» Directions for this task
What is the count of lines that hold the word "icon"? Give only the number.

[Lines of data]
>>>

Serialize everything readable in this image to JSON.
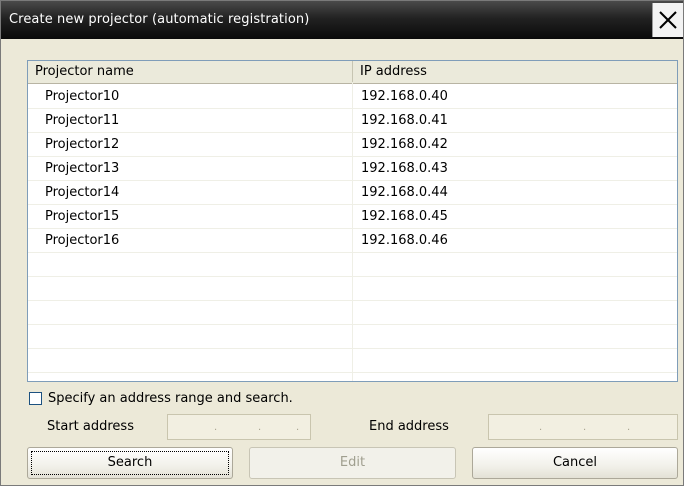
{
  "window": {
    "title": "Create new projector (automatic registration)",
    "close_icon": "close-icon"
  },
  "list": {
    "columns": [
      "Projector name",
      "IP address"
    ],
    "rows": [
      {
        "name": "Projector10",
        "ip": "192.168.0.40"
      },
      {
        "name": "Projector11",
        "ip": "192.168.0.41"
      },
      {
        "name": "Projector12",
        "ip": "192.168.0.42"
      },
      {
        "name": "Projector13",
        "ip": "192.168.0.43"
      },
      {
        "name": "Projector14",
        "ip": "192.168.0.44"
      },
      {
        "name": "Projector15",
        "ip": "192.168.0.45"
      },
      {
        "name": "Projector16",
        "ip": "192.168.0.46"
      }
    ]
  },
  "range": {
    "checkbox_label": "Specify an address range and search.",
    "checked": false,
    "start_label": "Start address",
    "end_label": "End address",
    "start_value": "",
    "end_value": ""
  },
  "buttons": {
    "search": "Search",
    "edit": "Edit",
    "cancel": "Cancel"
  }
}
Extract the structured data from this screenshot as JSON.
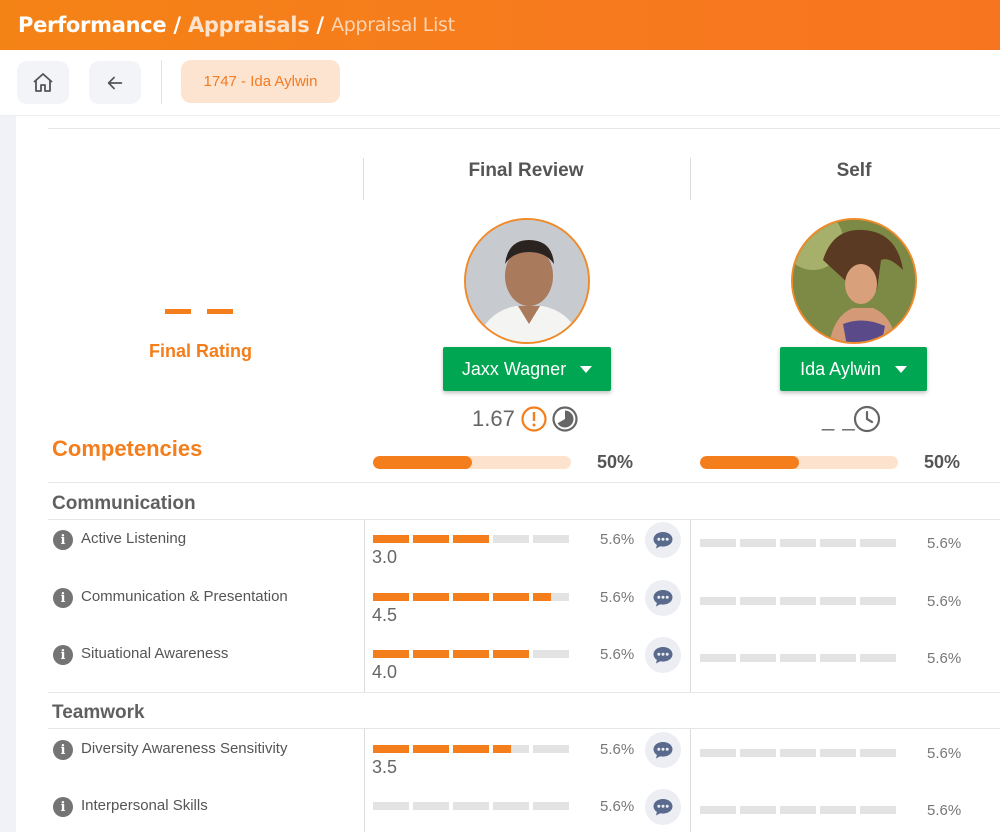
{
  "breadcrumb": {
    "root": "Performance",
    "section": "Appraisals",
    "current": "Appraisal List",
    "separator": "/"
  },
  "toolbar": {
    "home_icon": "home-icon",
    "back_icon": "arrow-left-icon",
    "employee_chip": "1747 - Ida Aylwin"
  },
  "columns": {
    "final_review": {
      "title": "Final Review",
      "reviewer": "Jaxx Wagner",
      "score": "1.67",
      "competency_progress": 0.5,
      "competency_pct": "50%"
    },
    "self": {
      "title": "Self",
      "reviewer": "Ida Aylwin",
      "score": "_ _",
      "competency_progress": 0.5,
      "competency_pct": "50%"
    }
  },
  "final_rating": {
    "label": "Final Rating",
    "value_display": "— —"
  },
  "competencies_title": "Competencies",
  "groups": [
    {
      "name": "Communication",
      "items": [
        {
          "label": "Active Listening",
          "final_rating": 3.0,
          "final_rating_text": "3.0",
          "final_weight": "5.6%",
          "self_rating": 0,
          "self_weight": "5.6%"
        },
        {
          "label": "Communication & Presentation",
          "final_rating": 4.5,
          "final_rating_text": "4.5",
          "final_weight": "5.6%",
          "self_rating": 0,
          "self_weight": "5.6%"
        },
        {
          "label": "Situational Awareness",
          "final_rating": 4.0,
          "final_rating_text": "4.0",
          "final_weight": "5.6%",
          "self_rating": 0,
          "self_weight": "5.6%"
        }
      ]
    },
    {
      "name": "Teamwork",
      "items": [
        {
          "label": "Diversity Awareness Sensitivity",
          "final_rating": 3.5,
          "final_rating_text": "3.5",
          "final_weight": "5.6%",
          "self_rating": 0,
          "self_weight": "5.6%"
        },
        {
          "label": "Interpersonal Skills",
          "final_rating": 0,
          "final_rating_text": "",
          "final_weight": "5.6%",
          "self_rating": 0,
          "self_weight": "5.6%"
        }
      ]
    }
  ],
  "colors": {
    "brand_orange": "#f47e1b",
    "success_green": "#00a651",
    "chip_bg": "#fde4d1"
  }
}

<<<
>>>

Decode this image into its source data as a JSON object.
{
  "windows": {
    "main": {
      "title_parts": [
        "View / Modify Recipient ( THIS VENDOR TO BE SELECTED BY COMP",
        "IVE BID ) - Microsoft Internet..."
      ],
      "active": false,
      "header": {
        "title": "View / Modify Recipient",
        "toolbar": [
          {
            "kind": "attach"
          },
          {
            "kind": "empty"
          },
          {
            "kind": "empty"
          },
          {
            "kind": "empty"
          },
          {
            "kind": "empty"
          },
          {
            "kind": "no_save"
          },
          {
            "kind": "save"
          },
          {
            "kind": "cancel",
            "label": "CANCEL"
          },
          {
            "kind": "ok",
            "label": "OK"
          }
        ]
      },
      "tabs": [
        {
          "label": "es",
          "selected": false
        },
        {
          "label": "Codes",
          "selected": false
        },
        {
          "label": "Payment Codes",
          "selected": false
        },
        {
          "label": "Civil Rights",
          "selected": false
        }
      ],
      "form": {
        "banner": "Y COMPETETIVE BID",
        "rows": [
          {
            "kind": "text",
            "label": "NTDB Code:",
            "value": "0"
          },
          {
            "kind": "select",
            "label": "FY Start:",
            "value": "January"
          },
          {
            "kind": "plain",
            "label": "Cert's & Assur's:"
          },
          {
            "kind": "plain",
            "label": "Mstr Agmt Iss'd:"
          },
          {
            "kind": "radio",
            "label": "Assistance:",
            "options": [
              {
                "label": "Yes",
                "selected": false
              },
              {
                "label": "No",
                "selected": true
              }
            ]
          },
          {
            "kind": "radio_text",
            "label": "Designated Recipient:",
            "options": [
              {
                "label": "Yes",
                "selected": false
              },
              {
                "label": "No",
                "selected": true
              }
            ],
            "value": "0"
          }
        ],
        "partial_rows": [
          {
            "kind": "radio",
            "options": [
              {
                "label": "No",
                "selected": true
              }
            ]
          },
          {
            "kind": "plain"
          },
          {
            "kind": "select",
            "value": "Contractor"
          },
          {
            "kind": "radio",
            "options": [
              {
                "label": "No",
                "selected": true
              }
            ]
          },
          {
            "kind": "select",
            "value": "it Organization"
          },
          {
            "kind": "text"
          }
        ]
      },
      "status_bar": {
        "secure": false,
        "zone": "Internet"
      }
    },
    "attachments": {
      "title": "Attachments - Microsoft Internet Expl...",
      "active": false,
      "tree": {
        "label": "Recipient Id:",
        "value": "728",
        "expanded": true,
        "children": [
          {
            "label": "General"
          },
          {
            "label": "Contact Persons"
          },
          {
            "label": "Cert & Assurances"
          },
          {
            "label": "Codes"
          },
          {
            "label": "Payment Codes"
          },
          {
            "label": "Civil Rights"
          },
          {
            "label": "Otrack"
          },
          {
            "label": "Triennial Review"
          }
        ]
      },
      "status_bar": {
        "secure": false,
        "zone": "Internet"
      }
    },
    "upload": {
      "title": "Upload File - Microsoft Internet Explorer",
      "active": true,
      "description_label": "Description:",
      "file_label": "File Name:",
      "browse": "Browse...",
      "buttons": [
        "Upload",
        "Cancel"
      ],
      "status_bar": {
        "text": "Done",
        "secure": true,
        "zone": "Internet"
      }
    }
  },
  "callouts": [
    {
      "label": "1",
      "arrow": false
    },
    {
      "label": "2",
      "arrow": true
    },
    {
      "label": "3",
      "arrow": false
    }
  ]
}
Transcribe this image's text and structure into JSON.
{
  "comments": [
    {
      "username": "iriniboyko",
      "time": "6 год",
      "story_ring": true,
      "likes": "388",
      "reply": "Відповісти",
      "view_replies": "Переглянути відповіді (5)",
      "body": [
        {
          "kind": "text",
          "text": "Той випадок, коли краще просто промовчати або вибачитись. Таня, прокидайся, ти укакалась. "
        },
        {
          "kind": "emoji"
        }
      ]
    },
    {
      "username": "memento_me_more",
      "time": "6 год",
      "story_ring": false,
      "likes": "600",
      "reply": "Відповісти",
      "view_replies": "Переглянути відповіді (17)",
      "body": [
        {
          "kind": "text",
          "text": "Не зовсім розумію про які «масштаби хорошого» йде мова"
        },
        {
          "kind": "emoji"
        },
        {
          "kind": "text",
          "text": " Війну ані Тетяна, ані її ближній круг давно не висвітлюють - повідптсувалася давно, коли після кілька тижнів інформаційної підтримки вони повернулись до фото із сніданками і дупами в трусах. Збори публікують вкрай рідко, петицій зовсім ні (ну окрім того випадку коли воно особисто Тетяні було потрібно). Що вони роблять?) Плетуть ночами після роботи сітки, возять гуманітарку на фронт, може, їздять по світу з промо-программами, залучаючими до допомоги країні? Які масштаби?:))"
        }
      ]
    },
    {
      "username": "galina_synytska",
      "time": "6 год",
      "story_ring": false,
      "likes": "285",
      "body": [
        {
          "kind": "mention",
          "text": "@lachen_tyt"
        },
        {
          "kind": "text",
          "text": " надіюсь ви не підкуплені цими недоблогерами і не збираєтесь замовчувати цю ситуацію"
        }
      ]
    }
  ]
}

<<<

» Solution
3